* Given task *
Using the entries that follow, collect the lines where the word "атлетика" appears.
---+---
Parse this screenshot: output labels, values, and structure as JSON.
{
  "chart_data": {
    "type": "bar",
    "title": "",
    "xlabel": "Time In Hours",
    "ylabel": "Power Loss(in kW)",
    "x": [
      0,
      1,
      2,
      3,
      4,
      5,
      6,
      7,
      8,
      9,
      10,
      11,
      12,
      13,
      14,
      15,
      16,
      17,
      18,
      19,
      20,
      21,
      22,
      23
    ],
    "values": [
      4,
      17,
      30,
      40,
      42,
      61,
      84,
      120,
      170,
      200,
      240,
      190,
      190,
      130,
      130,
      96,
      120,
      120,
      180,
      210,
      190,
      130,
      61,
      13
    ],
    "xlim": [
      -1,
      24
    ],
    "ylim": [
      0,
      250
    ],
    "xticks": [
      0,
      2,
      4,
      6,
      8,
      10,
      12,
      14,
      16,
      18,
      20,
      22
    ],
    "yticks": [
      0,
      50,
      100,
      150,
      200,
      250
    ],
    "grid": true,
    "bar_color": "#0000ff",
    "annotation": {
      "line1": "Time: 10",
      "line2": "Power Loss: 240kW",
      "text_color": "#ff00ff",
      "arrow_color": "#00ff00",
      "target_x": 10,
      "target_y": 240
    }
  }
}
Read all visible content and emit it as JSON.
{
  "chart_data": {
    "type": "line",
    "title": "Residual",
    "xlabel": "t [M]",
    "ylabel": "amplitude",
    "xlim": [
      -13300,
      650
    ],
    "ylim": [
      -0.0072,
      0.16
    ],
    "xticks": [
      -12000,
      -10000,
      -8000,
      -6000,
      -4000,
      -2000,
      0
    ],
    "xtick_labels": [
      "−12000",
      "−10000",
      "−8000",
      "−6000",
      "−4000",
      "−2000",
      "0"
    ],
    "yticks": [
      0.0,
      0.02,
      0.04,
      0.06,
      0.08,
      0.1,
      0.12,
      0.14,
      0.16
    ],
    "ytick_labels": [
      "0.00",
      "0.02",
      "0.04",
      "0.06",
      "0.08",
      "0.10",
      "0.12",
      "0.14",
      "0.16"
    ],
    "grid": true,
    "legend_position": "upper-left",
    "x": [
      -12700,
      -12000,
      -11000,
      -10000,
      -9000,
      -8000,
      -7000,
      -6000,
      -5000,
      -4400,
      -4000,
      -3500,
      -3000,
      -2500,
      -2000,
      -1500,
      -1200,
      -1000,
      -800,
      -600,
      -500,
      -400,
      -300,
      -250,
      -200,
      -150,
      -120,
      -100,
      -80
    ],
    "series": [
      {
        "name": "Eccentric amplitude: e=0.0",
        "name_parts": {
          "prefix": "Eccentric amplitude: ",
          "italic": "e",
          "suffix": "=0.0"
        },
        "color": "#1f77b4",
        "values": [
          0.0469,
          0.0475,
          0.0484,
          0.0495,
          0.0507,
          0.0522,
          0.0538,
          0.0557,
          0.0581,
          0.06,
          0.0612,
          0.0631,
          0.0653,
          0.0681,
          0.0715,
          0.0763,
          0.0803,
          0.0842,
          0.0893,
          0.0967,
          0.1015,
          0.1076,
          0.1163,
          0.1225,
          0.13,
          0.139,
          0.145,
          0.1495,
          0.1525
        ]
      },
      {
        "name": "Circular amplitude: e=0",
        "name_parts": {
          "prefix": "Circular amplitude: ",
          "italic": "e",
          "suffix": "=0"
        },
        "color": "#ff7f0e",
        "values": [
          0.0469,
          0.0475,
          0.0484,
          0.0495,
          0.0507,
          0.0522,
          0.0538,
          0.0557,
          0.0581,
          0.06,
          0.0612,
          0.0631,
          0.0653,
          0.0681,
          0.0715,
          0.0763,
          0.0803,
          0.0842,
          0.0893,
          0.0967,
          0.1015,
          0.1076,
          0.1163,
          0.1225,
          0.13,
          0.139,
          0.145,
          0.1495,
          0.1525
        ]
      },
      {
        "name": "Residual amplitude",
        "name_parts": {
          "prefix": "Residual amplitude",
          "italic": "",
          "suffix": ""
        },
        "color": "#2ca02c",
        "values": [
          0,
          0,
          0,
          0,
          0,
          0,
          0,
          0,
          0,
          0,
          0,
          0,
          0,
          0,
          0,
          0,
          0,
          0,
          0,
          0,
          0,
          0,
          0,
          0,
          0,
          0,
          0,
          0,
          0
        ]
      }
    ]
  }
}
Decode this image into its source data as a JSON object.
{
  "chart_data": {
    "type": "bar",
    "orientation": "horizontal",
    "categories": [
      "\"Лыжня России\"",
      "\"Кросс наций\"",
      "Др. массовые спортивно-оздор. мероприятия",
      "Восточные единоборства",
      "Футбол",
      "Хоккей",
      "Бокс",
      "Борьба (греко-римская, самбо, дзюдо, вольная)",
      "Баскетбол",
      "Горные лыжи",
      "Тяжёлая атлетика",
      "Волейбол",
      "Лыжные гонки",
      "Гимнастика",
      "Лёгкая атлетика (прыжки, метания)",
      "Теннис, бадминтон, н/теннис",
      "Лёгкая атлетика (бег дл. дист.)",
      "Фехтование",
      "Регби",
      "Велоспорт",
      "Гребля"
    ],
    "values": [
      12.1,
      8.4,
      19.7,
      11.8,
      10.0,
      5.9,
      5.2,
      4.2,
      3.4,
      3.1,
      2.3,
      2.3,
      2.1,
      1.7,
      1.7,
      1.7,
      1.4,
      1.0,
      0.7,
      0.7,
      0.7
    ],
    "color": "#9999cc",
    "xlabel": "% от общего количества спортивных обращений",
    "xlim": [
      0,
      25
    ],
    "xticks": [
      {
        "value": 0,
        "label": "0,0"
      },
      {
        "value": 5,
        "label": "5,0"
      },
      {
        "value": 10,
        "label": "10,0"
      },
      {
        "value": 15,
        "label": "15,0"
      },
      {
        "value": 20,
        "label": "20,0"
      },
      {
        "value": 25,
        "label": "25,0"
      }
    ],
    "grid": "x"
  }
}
---+---
* Exercise output *
      "Тяжёлая атлетика",
      "Лёгкая атлетика (прыжки, метания)",
      "Лёгкая атлетика (бег дл. дист.)",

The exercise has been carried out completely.